[Stored items from a collection]
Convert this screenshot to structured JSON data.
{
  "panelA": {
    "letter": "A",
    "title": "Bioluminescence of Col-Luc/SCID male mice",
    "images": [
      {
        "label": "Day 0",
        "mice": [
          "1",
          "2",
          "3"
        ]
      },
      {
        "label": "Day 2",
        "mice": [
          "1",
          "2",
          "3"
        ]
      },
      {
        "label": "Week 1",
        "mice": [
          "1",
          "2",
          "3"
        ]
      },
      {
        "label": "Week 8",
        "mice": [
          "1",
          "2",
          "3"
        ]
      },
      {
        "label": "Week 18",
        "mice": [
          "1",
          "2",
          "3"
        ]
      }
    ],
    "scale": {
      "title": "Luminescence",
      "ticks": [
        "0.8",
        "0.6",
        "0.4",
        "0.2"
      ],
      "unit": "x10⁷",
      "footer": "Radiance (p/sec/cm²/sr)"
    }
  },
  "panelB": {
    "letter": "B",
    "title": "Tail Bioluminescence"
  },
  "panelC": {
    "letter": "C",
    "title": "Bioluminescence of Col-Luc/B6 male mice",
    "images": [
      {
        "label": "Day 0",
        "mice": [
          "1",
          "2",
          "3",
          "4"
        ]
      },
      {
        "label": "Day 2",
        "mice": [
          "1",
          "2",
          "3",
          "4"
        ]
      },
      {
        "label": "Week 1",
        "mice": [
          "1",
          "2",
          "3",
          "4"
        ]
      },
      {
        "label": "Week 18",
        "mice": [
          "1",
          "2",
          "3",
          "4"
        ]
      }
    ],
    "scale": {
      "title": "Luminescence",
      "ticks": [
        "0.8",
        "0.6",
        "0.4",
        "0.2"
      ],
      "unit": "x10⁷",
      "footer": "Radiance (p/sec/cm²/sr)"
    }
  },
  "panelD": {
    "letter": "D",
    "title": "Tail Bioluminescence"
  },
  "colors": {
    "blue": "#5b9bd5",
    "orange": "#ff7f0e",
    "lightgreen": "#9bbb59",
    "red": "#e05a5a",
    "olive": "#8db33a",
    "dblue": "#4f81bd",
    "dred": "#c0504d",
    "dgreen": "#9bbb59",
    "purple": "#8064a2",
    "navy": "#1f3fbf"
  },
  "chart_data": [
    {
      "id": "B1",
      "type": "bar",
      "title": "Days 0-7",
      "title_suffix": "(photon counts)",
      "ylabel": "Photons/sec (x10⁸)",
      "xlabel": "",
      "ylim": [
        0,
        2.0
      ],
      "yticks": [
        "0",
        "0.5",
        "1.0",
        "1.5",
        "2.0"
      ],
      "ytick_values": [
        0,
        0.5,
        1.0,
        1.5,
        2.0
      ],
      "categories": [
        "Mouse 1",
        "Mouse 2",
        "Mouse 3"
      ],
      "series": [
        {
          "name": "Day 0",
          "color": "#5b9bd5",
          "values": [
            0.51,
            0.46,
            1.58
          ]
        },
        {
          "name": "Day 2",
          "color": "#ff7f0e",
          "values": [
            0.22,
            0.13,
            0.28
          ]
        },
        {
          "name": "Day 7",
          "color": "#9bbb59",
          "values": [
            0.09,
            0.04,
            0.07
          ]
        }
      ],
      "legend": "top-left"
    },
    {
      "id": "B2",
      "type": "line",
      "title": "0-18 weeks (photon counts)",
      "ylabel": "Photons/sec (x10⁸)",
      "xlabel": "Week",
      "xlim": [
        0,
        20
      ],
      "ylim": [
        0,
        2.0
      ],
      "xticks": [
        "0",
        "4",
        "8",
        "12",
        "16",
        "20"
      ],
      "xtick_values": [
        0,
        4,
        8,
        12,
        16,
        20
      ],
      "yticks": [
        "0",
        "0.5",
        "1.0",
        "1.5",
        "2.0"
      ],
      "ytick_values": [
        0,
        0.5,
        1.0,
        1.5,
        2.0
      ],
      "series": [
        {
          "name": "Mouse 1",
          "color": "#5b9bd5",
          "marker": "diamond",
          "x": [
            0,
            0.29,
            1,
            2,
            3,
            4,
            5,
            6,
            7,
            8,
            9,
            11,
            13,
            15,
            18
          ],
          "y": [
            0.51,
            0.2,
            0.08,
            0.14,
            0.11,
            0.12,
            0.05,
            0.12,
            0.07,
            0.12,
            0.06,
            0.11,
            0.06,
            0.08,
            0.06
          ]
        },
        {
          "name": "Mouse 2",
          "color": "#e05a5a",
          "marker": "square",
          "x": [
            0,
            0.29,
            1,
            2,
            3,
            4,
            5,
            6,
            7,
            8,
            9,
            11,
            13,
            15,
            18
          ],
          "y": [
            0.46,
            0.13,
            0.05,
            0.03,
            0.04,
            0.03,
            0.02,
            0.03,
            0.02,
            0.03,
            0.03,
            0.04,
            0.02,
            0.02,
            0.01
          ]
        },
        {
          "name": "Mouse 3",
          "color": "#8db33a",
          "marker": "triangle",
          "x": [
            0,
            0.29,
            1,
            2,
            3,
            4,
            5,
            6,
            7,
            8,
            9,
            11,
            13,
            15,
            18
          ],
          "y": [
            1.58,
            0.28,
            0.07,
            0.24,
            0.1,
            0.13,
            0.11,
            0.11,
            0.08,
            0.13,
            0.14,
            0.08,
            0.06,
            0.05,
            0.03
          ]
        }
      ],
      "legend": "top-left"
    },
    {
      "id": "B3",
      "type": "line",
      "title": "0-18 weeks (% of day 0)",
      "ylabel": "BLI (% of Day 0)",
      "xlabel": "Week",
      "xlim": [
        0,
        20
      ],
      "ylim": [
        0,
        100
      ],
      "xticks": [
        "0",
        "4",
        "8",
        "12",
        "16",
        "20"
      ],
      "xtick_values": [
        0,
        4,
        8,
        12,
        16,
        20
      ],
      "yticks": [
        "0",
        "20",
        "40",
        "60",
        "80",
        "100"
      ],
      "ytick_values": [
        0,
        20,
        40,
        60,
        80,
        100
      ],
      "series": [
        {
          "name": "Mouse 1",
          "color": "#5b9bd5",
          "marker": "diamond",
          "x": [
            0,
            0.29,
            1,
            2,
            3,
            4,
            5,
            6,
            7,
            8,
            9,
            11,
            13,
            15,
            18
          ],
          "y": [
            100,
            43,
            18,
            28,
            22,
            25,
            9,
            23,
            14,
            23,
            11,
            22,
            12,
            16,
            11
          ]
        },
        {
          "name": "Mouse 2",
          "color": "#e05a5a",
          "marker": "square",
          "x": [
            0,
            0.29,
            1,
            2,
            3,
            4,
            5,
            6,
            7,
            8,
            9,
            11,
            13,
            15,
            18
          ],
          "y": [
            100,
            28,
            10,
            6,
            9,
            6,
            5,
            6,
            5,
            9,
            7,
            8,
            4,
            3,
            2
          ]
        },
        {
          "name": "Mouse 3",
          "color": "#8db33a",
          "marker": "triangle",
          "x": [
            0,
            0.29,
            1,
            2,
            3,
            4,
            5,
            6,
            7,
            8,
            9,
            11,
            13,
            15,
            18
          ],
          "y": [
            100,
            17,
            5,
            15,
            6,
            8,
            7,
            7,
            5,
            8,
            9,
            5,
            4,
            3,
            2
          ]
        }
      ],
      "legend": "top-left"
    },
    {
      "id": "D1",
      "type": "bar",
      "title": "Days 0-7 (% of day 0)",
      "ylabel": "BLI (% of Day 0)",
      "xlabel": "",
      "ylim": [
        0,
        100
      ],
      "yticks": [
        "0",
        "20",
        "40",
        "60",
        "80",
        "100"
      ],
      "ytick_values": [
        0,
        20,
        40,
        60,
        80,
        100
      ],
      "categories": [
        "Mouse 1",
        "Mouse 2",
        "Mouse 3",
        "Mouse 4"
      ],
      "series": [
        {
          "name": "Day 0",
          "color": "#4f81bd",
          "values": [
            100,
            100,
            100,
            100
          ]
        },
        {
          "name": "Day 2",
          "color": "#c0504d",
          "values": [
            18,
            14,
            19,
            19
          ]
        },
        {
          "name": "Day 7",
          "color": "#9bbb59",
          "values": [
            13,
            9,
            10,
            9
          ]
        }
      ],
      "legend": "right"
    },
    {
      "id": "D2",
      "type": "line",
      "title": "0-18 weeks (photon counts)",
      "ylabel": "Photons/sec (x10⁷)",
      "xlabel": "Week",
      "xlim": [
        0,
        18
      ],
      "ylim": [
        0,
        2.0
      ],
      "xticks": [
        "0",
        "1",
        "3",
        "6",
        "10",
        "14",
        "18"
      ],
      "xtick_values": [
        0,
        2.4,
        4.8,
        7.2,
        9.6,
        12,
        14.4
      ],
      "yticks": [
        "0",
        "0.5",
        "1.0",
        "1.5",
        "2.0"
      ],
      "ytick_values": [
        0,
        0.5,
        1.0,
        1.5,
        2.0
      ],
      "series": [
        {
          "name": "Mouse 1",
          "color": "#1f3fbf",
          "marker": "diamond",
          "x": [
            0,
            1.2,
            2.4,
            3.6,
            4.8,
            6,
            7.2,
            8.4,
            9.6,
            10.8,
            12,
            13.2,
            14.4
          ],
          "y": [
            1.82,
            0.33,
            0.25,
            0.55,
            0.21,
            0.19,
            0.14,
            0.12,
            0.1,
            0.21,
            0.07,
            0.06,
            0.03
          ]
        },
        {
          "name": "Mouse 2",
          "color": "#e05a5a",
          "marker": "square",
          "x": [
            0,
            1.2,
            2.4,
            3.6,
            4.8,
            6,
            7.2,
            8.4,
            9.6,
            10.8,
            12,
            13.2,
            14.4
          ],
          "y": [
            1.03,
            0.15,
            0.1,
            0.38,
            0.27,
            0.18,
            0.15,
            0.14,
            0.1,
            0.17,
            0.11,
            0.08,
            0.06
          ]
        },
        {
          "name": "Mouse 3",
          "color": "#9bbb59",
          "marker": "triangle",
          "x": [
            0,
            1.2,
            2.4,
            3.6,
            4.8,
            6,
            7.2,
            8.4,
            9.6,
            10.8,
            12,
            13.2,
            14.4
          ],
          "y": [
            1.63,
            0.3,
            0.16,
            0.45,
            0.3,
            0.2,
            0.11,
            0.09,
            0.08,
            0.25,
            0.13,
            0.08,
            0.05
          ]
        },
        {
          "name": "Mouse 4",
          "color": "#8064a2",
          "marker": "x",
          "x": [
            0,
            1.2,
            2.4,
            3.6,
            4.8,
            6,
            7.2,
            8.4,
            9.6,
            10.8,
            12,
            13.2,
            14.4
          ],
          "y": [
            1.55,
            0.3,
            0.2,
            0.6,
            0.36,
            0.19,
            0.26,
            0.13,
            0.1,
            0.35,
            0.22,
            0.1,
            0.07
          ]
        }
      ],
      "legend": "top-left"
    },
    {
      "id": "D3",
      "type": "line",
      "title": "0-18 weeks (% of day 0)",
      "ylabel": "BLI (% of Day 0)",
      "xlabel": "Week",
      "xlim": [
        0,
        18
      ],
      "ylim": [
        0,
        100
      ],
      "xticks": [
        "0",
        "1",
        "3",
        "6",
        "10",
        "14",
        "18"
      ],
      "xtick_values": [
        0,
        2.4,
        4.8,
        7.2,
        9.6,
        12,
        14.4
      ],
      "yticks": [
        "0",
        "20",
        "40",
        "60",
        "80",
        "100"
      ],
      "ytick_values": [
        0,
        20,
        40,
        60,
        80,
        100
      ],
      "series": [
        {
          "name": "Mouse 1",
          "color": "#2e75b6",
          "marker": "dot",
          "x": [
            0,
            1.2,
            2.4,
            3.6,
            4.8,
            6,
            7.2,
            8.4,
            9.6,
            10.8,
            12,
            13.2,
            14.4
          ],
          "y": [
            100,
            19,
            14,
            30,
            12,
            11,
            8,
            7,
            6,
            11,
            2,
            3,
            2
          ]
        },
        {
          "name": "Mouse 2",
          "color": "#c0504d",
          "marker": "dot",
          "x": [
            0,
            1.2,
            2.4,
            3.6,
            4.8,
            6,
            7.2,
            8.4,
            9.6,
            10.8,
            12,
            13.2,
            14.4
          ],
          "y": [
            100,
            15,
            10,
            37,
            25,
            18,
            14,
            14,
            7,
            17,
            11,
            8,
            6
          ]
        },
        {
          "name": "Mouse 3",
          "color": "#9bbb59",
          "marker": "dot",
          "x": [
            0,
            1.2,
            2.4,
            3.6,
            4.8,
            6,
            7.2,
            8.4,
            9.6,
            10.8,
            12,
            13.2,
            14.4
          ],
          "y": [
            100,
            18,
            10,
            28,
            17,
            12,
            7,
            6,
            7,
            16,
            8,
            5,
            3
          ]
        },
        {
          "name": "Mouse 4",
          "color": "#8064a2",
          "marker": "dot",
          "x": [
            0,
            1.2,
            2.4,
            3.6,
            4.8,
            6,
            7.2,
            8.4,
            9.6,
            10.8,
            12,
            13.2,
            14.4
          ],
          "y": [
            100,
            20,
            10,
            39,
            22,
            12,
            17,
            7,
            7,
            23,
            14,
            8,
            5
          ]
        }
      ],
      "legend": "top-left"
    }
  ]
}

■ TASK DETAILS
Look through the listing and extract every line with "male" in it.

■ FINISHED TASK
    "title": "Bioluminescence of Col-Luc/SCID male mice",
    "title": "Bioluminescence of Col-Luc/B6 male mice",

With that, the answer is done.